Filter the material below and copy every line that contains the string "août". Case counts.

→ Records for the task:
##########
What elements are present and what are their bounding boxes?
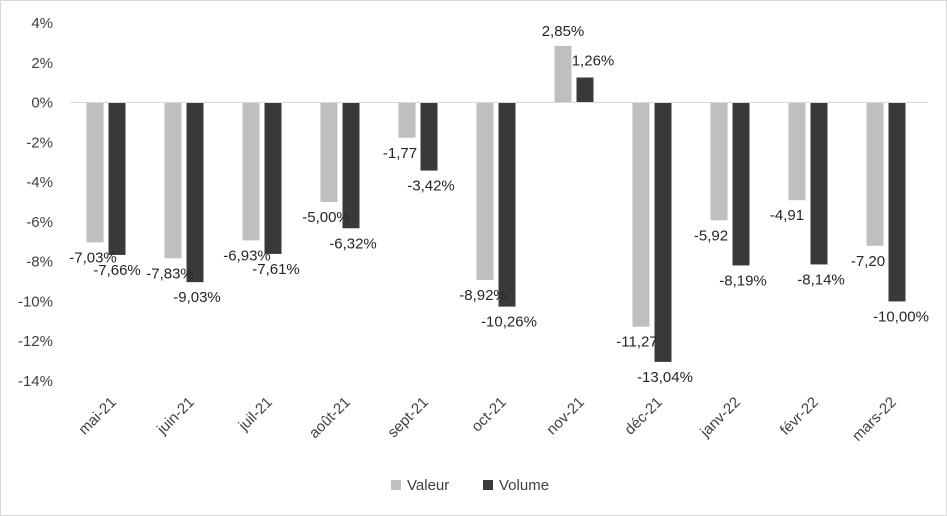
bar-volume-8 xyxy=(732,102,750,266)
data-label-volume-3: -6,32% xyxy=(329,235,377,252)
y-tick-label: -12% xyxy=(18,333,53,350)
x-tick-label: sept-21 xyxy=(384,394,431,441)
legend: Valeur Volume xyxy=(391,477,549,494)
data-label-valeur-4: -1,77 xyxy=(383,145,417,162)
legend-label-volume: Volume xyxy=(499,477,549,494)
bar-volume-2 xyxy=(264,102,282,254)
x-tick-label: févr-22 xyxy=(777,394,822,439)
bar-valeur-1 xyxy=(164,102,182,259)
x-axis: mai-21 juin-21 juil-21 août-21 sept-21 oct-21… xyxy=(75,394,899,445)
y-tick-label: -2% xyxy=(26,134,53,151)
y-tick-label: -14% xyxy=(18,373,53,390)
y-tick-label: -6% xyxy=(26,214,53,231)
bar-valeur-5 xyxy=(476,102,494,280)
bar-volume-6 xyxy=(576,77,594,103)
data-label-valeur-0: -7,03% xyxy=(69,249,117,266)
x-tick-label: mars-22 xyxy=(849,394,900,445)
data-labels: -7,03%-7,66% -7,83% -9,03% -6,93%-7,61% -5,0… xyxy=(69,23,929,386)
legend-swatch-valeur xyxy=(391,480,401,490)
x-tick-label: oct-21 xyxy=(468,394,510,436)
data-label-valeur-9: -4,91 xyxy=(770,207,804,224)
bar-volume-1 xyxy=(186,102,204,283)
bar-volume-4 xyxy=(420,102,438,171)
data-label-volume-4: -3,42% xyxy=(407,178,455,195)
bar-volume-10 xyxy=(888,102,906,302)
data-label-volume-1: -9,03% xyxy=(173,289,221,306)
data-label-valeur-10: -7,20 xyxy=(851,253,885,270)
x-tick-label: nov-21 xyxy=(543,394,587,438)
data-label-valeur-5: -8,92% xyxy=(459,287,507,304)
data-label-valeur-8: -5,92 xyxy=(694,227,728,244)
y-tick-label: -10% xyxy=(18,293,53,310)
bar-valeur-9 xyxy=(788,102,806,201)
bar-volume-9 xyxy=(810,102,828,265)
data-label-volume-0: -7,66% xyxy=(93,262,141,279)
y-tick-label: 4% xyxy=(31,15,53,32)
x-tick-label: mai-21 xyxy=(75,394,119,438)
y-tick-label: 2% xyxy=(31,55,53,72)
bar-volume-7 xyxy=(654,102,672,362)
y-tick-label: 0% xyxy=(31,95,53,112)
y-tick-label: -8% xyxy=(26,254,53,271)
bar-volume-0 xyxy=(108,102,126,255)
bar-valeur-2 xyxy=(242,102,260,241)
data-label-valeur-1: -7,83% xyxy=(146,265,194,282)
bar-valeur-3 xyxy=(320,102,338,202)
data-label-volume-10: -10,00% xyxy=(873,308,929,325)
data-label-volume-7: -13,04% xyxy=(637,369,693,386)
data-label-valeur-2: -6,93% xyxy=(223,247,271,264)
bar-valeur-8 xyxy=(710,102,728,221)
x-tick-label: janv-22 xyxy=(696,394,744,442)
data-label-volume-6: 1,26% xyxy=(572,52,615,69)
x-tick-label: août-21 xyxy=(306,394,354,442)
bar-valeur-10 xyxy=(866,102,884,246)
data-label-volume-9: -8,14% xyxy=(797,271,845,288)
##########
→ Solution for this exercise:
x-axis: mai-21 juin-21 juil-21 août-21 sept-21 oct-21… xyxy=(75,394,899,445)
x-tick-label: août-21 xyxy=(306,394,354,442)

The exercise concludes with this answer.